◆ GOAL ◆
Copy all the material that follows, keeping every character the same.

◆ Extracted records ◆

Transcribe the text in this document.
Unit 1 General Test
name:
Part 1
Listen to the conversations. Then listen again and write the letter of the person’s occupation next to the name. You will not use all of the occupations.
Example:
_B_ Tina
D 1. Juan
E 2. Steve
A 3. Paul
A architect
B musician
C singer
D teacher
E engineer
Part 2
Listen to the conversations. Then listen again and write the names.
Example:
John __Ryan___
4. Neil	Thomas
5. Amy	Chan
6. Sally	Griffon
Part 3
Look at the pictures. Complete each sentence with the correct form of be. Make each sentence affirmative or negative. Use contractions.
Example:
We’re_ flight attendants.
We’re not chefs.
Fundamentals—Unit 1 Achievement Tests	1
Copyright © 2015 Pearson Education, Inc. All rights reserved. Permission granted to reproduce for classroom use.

◆ CORRECT ANSWER ◆
Transcribe the text in this document.
Unit 1 General Test
name:
Part 1
Listen to the conversations. Then listen again and write the letter of the person’s occupation next to the name. You will not use all of the occupations.
Example:
_B_ Tina
D 1. Juan
E 2. Steve
A 3. Paul
A architect
B musician
C singer
D teacher
E engineer
Part 2
Listen to the conversations. Then listen again and write the names.
Example:
John __Ryan___
4. Neil	Thomas
5. Amy	Chan
6. Sally	Griffon
Part 3
Look at the pictures. Complete each sentence with the correct form of be. Make each sentence affirmative or negative. Use contractions.
Example:
We’re_ flight attendants.
We’re not chefs.
Fundamentals—Unit 1 Achievement Tests	1
Copyright © 2015 Pearson Education, Inc. All rights reserved. Permission granted to reproduce for classroom use.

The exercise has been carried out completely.